▶ [Your objective]:
From the records below, pull each line that has "English".

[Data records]
────

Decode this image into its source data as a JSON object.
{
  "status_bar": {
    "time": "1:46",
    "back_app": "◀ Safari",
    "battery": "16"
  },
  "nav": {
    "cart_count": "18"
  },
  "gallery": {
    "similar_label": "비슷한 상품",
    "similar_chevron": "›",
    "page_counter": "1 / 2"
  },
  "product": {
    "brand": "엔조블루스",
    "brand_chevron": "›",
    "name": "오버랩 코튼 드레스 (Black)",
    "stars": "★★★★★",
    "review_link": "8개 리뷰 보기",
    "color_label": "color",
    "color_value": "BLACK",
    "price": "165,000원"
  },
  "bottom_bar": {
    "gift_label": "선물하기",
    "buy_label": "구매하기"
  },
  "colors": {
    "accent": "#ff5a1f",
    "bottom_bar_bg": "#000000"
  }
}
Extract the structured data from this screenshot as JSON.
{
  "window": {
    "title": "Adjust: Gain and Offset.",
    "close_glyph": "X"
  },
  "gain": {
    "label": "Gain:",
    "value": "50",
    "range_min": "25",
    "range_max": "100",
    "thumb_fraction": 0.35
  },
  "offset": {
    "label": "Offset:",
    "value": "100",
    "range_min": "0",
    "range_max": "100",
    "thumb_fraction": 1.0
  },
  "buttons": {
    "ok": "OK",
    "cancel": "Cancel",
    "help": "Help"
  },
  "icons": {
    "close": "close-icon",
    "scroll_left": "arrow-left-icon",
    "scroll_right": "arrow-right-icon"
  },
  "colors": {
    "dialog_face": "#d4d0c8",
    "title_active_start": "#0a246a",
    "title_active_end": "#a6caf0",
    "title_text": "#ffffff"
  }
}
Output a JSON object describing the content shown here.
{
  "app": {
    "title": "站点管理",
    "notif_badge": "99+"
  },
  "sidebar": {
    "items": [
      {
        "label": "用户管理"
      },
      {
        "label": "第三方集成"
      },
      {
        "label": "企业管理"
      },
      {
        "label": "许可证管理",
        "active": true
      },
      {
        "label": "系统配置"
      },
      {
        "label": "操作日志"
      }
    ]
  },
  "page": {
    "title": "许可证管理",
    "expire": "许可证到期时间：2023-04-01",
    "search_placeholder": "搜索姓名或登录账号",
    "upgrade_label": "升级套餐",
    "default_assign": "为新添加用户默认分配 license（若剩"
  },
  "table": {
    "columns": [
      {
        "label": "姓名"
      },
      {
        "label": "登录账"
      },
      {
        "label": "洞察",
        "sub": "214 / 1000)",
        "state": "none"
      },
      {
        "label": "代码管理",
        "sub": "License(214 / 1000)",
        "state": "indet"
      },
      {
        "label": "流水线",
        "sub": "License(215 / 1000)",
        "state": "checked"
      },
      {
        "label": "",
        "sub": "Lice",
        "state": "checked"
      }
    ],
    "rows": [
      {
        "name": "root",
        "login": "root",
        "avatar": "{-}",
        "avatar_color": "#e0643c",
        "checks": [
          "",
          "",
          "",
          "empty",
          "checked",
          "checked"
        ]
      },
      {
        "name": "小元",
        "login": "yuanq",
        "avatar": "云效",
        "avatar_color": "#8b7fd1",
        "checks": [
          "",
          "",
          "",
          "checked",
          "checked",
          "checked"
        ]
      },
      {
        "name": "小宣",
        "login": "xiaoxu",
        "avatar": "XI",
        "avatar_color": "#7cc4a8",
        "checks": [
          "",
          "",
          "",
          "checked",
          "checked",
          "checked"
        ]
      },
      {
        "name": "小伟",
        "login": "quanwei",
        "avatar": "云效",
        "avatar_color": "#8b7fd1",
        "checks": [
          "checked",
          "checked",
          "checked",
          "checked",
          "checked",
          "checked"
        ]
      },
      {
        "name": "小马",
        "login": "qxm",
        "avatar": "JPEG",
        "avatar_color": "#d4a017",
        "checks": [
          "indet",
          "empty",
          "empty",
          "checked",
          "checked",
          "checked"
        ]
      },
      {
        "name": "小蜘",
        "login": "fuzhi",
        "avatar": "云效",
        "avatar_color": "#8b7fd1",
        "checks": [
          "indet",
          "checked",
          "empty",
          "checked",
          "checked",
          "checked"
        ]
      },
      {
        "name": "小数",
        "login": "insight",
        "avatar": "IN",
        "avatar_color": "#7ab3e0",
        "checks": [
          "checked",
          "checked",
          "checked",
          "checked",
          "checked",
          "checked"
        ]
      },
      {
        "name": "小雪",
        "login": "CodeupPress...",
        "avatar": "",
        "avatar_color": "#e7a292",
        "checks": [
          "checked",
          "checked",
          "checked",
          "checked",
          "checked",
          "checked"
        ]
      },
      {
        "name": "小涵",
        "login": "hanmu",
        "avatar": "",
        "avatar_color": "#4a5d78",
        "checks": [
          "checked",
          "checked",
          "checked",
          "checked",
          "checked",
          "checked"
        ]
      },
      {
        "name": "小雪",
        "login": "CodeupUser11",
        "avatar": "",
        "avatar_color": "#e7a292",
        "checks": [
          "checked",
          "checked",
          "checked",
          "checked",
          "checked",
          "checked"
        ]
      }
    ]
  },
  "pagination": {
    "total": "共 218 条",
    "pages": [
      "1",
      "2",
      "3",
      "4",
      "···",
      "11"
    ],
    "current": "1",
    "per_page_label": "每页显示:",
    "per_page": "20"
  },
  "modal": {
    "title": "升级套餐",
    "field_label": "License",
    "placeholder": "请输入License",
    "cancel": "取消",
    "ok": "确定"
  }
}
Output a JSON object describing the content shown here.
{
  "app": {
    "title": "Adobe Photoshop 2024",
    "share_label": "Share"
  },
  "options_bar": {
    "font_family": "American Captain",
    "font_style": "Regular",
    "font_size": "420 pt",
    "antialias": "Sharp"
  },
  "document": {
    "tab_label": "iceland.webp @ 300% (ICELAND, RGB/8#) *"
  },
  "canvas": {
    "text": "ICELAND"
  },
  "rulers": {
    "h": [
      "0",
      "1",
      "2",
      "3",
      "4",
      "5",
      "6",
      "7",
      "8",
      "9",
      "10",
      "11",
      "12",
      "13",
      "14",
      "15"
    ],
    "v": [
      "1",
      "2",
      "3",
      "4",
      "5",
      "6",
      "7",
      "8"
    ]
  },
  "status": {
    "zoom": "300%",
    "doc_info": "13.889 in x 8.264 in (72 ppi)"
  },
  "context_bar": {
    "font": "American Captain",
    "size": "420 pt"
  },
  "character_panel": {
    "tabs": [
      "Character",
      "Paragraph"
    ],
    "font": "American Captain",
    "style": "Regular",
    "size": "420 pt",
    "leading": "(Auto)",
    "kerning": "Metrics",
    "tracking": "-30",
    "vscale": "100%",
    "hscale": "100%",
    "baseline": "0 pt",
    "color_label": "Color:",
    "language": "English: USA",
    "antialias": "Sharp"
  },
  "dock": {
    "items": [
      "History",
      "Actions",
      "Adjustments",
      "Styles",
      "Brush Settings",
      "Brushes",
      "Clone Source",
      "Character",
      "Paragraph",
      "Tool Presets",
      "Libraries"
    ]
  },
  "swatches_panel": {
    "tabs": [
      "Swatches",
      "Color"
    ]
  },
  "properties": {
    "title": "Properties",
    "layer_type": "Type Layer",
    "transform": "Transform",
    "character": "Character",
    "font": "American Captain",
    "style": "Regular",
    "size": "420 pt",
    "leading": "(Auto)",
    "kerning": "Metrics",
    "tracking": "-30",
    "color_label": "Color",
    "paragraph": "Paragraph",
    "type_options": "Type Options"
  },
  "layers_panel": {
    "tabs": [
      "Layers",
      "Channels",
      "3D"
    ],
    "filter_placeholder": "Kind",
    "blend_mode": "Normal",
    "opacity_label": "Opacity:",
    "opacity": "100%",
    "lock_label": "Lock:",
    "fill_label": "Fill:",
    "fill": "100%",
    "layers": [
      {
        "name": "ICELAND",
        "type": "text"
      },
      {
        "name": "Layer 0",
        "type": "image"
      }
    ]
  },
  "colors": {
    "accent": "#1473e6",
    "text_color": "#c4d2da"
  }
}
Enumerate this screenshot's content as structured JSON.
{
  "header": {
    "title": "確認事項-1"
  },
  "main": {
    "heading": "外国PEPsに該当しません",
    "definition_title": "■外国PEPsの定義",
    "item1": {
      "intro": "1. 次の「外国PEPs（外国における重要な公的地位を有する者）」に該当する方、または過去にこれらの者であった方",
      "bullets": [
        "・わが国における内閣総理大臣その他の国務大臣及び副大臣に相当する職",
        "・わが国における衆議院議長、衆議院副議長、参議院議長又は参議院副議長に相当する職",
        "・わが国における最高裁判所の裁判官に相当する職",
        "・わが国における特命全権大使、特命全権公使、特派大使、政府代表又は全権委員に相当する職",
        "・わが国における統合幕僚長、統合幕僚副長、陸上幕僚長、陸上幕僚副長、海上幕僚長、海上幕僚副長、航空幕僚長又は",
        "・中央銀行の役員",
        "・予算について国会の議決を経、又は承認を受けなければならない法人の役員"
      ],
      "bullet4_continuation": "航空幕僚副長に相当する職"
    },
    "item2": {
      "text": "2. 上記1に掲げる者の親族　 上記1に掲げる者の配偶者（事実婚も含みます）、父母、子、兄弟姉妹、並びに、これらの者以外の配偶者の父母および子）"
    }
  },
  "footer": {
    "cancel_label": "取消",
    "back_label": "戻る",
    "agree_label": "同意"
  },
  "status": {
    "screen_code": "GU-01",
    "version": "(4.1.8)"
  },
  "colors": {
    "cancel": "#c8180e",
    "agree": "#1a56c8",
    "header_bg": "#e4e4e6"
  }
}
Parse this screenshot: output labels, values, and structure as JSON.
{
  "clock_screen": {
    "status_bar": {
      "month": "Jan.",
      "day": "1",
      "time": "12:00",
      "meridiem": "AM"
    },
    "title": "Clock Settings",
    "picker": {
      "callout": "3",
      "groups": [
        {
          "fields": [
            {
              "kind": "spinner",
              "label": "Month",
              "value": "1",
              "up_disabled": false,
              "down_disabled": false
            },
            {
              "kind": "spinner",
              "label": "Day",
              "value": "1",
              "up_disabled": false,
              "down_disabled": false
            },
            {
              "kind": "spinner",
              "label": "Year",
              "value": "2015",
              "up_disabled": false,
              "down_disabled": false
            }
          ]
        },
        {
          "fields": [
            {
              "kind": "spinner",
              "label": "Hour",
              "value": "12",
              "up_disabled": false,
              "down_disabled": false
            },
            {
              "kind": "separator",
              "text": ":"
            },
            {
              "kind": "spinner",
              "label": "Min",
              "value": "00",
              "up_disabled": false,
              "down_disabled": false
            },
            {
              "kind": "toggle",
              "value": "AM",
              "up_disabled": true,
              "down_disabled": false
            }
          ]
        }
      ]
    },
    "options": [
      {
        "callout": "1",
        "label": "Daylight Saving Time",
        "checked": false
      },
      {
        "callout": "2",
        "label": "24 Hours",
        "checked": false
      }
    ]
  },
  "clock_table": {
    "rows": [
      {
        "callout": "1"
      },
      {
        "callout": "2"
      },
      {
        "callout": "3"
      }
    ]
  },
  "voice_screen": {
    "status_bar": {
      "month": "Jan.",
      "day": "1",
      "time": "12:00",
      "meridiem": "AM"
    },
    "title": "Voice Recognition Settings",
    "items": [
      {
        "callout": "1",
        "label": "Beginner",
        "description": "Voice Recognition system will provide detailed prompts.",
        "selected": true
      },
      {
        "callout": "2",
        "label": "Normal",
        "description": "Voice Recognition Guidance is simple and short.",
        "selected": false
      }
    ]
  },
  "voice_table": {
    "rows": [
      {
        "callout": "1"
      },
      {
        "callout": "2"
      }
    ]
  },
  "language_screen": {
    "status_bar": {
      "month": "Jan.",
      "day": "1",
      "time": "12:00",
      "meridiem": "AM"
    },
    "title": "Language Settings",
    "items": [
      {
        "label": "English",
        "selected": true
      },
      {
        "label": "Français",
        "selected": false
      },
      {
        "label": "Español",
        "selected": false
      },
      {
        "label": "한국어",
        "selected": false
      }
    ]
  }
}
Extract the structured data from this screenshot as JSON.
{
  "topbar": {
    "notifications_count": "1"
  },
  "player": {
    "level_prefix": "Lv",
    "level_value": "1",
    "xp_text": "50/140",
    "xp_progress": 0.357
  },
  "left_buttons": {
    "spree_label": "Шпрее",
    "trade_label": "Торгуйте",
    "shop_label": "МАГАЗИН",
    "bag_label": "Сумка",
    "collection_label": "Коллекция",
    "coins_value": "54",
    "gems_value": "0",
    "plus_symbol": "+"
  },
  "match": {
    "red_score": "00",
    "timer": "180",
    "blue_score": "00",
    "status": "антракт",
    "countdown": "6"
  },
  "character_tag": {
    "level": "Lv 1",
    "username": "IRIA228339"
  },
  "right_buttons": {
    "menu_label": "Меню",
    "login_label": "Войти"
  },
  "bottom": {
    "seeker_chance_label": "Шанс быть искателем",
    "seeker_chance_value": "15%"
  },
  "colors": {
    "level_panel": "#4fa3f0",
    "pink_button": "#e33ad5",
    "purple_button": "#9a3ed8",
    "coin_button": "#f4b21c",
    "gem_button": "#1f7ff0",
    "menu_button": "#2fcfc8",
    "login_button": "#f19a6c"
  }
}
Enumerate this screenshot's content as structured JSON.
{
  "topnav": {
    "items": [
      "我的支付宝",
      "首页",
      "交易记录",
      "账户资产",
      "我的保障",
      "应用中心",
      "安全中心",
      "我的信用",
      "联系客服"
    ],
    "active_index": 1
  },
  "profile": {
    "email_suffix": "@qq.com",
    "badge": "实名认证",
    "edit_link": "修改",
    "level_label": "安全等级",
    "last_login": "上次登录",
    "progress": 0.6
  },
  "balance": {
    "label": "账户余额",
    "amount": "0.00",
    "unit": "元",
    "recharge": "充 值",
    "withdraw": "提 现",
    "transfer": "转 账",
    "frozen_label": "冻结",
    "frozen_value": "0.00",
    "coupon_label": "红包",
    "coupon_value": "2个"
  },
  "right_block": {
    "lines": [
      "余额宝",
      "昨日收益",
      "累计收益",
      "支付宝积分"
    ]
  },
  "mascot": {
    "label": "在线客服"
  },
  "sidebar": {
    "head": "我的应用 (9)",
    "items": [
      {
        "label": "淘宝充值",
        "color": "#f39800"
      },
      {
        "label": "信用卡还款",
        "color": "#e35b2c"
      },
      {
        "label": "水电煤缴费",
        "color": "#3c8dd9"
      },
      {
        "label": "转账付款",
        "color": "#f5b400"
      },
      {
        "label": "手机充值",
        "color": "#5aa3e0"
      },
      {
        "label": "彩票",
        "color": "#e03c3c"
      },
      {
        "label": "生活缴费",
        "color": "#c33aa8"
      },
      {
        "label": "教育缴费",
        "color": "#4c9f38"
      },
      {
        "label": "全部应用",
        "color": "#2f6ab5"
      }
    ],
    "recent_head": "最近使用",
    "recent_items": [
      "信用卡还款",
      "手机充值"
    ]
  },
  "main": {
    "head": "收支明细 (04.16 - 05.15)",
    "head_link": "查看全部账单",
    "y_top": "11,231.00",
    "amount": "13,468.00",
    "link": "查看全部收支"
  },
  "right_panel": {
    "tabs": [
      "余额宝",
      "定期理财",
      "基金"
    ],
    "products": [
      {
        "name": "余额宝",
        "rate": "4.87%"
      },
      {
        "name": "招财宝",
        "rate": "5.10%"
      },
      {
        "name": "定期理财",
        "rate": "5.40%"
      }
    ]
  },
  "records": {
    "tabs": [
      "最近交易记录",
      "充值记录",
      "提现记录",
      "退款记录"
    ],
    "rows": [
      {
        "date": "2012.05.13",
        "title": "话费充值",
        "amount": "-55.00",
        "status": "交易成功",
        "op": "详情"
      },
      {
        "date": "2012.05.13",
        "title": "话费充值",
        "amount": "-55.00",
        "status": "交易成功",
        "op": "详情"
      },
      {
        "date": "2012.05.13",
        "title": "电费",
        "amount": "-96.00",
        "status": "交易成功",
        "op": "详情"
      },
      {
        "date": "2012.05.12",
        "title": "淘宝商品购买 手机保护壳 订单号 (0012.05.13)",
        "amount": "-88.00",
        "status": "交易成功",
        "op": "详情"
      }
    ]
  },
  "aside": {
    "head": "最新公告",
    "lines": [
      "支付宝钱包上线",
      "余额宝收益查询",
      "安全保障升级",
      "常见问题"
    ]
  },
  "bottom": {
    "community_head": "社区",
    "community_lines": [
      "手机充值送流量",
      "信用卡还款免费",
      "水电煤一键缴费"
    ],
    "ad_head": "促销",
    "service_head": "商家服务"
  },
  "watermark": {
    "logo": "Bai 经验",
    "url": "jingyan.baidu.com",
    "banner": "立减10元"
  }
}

────

▶ [Result]:
    "language": "English: USA",
        "label": "English",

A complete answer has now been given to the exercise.